- CONSIGNES:
**A.** Résumez en deux phrases l'article sur les colonies israéliennes.
**B.** Quelles personnes l'article sur les colonies israéliennes désigne-t-il à la fois par leur prénom et par leur nom ?

- TEXTE SOURCE:

Washington ne considère plus les colonies israéliennes comme contraires au droit international
L’administration Trump a de nouveau remis en cause lundi le consensus international sur le conflit israélo-palestinien, en annonçant que les États-Unis ne considéraient plus comme illégales les colonies israéliennes en Cisjordanie occupée.
Après la reconnaissance unilatérale de Jérusalem comme capitale d’Israël et celle de la souveraineté israélienne sur le Golan syrien, il s’agit d’une nouvelle décision spectaculaire en rupture avec la tradition diplomatique américaine, aussitôt saluée par le Premier ministre israélien Benyamin Netanyahou et dénoncée par l’Autorité palestinienne (AP).
« Après avoir examiné soigneusement tous les arguments de ce débat juridique », l’administration Trump conclut que « l’établissement de colonies de civils israéliens en Cisjordanie n’est pas en soi contraire au droit international », a déclaré le chef de la diplomatie américaine Mike Pompeo devant la presse.
« L’établissement de colonies de civils israéliens en Cisjordanie n’est pas en soi contraire au droit international »
- Mike Pompeo, secrétaire d’État des États-Unis
Il a tenu à présenter cette annonce comme un retour à l’interprétation du président Ronald Reagan au début des années 1980, se démarquant surtout de la précédente administration démocrate de Barack Obama, qui avait condamné la colonisation.
Mais la politique américaine s’appuyait en fait jusqu’ici, au moins théoriquement, sur un avis juridique du département d’État remontant à 1978, selon lequel « l’établissement de colonies de population dans ces territoires » n’était « pas conforme au droit international ».
Ces colonies installées sur les territoires palestiniens occupés par Israël depuis 1967 sont en effet jugées illégales par l’ONU, et une grande partie de la communauté internationale voit en elles un obstacle majeur à la paix.
Mike Pompeo a donc décidé que cet avis de 1978 était caduc.
« La vérité, c’est qu’il n’y aura jamais de solution judiciaire au conflit, et que les débats sur qui a raison et qui a tort au regard du droit international n’apporteront pas la paix », a-t-il estimé.
Il a également fait valoir que cette décision ne préjugeait pas du « statut final » de la Cisjordanie, dont le sort dépendra de futures négociations entre Israéliens et Palestiniens, rendues très hypothétiques par un processus de paix au point mort. L’administration Trump tarde d’ailleurs à dévoiler son propre plan de paix, surnommée « accord du siècle », et rejeté par avance par les Palestiniens.
En avril, Mike Pompeo avait refusé de dire si Washington s’opposerait à une éventuelle annexion des colonies de Cisjordanie par Israël, une idée évoquée par la droite israélienne au pouvoir.

- DONNÉES ENREGISTRÉES:
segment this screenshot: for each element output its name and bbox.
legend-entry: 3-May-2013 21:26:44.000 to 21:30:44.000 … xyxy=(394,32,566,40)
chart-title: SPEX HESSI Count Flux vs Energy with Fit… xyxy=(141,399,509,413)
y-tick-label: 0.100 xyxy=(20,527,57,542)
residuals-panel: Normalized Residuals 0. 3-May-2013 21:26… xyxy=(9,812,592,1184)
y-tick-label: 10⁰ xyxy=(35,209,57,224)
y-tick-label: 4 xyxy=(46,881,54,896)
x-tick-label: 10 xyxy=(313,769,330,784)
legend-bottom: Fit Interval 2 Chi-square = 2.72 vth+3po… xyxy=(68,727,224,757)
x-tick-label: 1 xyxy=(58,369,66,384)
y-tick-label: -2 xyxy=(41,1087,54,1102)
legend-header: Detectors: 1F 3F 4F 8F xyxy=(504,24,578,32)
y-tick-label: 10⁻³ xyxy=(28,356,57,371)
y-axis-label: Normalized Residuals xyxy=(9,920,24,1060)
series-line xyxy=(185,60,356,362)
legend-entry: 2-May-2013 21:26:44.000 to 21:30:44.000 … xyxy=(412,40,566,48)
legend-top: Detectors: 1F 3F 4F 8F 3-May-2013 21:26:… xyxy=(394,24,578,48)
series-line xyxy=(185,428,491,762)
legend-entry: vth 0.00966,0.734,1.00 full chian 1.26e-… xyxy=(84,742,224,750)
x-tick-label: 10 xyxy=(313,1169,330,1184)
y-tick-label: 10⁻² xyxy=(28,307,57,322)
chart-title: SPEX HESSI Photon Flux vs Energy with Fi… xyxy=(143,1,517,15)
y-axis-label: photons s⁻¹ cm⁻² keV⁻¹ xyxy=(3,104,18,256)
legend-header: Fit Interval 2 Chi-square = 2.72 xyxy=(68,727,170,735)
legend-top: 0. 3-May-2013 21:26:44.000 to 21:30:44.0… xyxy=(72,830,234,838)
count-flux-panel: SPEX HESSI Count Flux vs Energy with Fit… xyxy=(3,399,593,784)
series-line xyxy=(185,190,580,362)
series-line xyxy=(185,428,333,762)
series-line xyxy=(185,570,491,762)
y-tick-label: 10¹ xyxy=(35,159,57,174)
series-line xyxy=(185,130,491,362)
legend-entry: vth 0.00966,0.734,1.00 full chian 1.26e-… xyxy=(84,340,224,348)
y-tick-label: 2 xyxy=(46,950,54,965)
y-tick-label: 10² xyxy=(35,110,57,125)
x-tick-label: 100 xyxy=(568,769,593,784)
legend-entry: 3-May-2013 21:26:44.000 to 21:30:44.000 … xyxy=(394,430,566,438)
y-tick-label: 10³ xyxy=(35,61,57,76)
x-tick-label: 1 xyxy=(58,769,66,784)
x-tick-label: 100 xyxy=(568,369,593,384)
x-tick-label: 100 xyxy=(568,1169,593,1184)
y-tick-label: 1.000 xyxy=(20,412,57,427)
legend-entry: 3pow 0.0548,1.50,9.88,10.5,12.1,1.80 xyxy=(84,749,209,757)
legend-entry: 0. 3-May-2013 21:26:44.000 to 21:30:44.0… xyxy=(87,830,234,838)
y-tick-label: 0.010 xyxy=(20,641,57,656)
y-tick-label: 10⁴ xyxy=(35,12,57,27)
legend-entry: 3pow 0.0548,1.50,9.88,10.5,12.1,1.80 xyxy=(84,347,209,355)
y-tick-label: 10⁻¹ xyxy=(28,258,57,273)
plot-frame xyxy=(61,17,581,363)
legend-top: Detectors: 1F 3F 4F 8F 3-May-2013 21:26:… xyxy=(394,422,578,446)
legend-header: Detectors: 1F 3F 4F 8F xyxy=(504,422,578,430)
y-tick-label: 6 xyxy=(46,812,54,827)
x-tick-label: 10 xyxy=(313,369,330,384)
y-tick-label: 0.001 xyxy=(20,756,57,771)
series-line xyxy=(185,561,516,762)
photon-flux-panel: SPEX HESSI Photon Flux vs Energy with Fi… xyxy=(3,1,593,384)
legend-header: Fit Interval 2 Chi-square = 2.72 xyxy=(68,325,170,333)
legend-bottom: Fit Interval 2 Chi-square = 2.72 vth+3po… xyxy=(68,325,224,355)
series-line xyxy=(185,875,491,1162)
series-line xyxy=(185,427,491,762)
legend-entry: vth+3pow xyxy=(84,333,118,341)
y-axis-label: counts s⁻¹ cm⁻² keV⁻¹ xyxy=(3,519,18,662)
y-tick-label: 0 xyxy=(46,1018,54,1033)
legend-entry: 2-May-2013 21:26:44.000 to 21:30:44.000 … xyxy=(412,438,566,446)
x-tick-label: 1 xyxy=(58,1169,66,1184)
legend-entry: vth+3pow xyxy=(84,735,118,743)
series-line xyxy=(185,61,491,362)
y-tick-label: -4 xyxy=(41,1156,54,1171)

- CORRIGÉ:
**A.** L'administration Trump a annoncé que les États-Unis ne considéraient plus comme illégales les colonies israéliennes en Cisjordanie occupée, une décision en rupture avec la tradition diplomatique américaine et avec un avis juridique du département d'État de 1978 que Mike Pompeo a jugé caduc. Saluée par Benyamin Netanyahou et dénoncée par l'Autorité palestinienne, cette annonce va à l'encontre de la position de l'ONU, qui juge ces colonies illégales.

**B.**
- Benyamin Netanyahou
- Mike Pompeo
- Ronald Reagan
- Barack Obama